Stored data
--------
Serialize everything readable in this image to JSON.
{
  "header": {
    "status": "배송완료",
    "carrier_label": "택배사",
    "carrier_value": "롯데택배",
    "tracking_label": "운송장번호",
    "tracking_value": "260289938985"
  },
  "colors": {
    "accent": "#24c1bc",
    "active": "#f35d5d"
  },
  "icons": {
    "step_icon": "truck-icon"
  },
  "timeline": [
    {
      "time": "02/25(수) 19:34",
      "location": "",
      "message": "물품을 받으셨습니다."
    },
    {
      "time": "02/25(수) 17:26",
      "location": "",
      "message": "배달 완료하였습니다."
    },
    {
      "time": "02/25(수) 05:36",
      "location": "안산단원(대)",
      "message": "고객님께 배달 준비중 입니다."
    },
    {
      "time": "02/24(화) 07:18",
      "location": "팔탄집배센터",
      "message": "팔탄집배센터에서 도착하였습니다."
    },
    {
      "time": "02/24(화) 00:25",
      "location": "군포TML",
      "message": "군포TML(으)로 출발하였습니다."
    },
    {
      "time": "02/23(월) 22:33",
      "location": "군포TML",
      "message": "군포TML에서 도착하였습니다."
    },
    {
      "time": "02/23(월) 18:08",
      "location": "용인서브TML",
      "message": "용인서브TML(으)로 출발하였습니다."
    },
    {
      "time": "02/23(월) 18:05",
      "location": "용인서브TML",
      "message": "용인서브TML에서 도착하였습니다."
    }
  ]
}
--------
### Brief
Identify every line where the string "message" appears.

### Solution to the exercise
      "message": "물품을 받으셨습니다."
      "message": "배달 완료하였습니다."
      "message": "고객님께 배달 준비중 입니다."
      "message": "팔탄집배센터에서 도착하였습니다."
      "message": "군포TML(으)로 출발하였습니다."
      "message": "군포TML에서 도착하였습니다."
      "message": "용인서브TML(으)로 출발하였습니다."
      "message": "용인서브TML에서 도착하였습니다."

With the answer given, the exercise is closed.